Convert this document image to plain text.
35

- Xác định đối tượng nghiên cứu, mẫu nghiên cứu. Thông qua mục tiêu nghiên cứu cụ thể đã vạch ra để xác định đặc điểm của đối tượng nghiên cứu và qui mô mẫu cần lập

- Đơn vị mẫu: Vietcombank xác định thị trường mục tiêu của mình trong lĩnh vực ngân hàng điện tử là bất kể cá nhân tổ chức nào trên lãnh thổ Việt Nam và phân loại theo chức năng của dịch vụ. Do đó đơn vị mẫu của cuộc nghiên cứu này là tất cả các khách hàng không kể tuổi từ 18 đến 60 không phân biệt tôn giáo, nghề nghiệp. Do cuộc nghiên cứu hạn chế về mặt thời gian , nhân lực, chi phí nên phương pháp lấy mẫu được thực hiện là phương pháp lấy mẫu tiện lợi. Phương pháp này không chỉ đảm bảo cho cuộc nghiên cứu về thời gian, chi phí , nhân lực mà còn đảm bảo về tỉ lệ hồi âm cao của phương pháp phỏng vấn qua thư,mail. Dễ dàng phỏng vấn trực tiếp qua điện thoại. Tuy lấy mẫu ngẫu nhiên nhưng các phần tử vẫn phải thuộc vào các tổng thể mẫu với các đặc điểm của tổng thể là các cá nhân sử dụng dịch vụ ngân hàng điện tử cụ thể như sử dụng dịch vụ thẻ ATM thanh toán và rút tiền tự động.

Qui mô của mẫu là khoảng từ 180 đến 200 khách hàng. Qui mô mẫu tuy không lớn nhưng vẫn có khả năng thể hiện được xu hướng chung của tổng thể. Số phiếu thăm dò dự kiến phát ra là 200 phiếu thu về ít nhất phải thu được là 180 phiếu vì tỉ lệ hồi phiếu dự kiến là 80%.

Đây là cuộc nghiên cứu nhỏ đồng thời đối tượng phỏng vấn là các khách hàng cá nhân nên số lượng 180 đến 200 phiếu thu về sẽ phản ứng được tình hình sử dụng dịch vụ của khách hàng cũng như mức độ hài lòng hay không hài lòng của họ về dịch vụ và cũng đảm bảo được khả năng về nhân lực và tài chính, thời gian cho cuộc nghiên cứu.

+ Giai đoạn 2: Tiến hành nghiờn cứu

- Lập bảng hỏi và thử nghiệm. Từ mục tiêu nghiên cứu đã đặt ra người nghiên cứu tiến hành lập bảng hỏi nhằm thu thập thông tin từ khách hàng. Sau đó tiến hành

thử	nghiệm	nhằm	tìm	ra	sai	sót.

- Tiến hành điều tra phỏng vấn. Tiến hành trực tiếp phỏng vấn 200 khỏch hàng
********
# [Written task]
Reproduce the listing in full. Keep it exactly as written.

# [Finished answer]
Convert this document image to plain text.
35

- Xác định đối tượng nghiên cứu, mẫu nghiên cứu. Thông qua mục tiêu nghiên cứu cụ thể đã vạch ra để xác định đặc điểm của đối tượng nghiên cứu và qui mô mẫu cần lập

- Đơn vị mẫu: Vietcombank xác định thị trường mục tiêu của mình trong lĩnh vực ngân hàng điện tử là bất kể cá nhân tổ chức nào trên lãnh thổ Việt Nam và phân loại theo chức năng của dịch vụ. Do đó đơn vị mẫu của cuộc nghiên cứu này là tất cả các khách hàng không kể tuổi từ 18 đến 60 không phân biệt tôn giáo, nghề nghiệp. Do cuộc nghiên cứu hạn chế về mặt thời gian , nhân lực, chi phí nên phương pháp lấy mẫu được thực hiện là phương pháp lấy mẫu tiện lợi. Phương pháp này không chỉ đảm bảo cho cuộc nghiên cứu về thời gian, chi phí , nhân lực mà còn đảm bảo về tỉ lệ hồi âm cao của phương pháp phỏng vấn qua thư,mail. Dễ dàng phỏng vấn trực tiếp qua điện thoại. Tuy lấy mẫu ngẫu nhiên nhưng các phần tử vẫn phải thuộc vào các tổng thể mẫu với các đặc điểm của tổng thể là các cá nhân sử dụng dịch vụ ngân hàng điện tử cụ thể như sử dụng dịch vụ thẻ ATM thanh toán và rút tiền tự động.

Qui mô của mẫu là khoảng từ 180 đến 200 khách hàng. Qui mô mẫu tuy không lớn nhưng vẫn có khả năng thể hiện được xu hướng chung của tổng thể. Số phiếu thăm dò dự kiến phát ra là 200 phiếu thu về ít nhất phải thu được là 180 phiếu vì tỉ lệ hồi phiếu dự kiến là 80%.

Đây là cuộc nghiên cứu nhỏ đồng thời đối tượng phỏng vấn là các khách hàng cá nhân nên số lượng 180 đến 200 phiếu thu về sẽ phản ứng được tình hình sử dụng dịch vụ của khách hàng cũng như mức độ hài lòng hay không hài lòng của họ về dịch vụ và cũng đảm bảo được khả năng về nhân lực và tài chính, thời gian cho cuộc nghiên cứu.

+ Giai đoạn 2: Tiến hành nghiờn cứu

- Lập bảng hỏi và thử nghiệm. Từ mục tiêu nghiên cứu đã đặt ra người nghiên cứu tiến hành lập bảng hỏi nhằm thu thập thông tin từ khách hàng. Sau đó tiến hành

thử	nghiệm	nhằm	tìm	ra	sai	sót.

- Tiến hành điều tra phỏng vấn. Tiến hành trực tiếp phỏng vấn 200 khỏch hàng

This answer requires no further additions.